> WHAT YOU HAVE TO DO
Word for word, quote all of the material, omitting the pictures.

[BEGIN PROVIDED ENTRIES]

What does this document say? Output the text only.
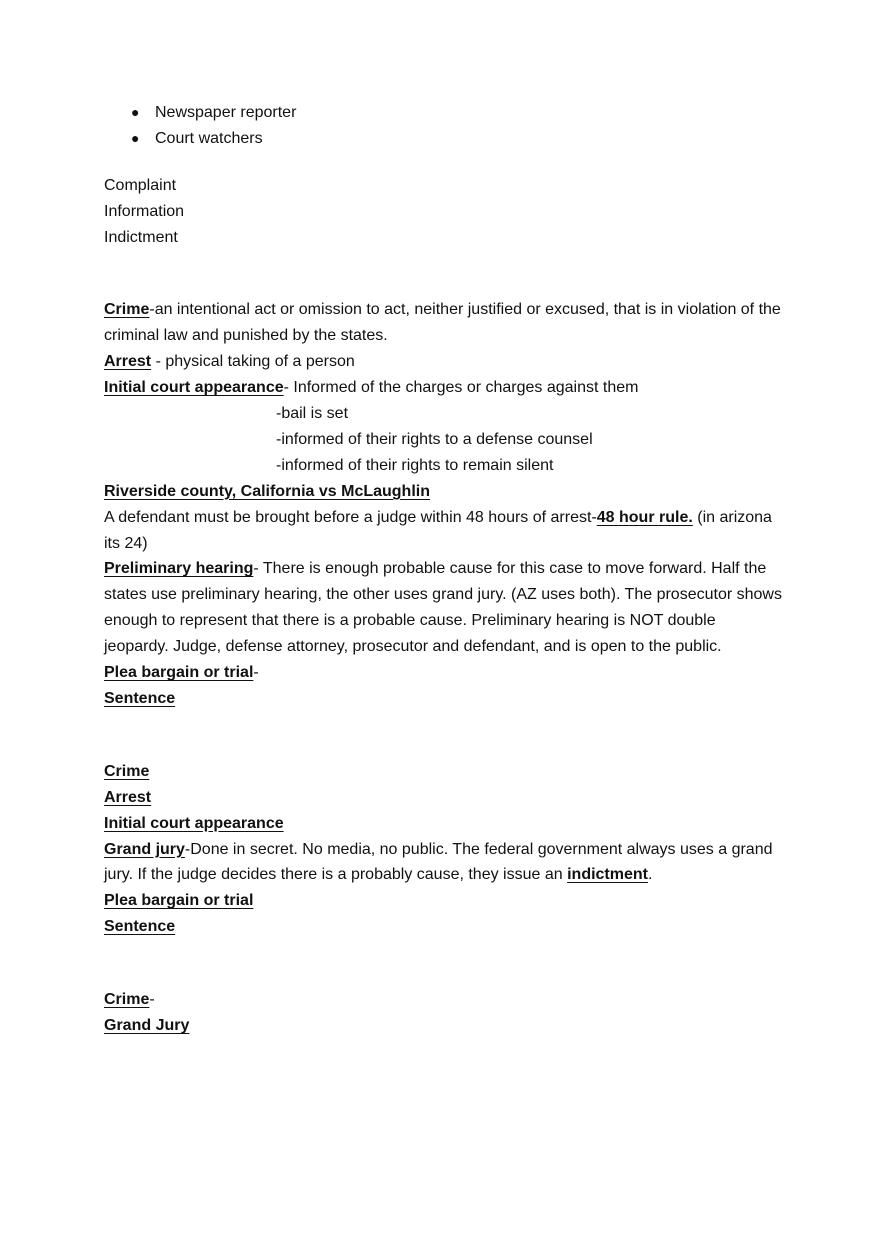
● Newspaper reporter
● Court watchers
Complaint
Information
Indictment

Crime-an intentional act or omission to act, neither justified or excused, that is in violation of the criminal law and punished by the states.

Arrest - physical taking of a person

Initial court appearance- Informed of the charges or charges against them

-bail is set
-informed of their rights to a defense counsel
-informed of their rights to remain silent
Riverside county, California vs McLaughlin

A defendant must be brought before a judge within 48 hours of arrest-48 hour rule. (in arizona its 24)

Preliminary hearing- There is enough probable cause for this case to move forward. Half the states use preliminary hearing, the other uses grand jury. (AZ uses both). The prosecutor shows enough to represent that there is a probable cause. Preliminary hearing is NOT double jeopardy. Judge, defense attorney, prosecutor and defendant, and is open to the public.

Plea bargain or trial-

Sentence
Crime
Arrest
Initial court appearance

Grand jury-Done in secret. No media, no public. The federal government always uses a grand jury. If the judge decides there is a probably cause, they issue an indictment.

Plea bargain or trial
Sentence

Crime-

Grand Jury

[END PROVIDED ENTRIES]

> EXPECTED OUTPUT
What does this document say? Output the text only.
● Newspaper reporter
● Court watchers
Complaint
Information
Indictment

Crime-an intentional act or omission to act, neither justified or excused, that is in violation of the criminal law and punished by the states.

Arrest - physical taking of a person

Initial court appearance- Informed of the charges or charges against them

-bail is set
-informed of their rights to a defense counsel
-informed of their rights to remain silent
Riverside county, California vs McLaughlin

A defendant must be brought before a judge within 48 hours of arrest-48 hour rule. (in arizona its 24)

Preliminary hearing- There is enough probable cause for this case to move forward. Half the states use preliminary hearing, the other uses grand jury. (AZ uses both). The prosecutor shows enough to represent that there is a probable cause. Preliminary hearing is NOT double jeopardy. Judge, defense attorney, prosecutor and defendant, and is open to the public.

Plea bargain or trial-

Sentence
Crime
Arrest
Initial court appearance

Grand jury-Done in secret. No media, no public. The federal government always uses a grand jury. If the judge decides there is a probably cause, they issue an indictment.

Plea bargain or trial
Sentence

Crime-

Grand Jury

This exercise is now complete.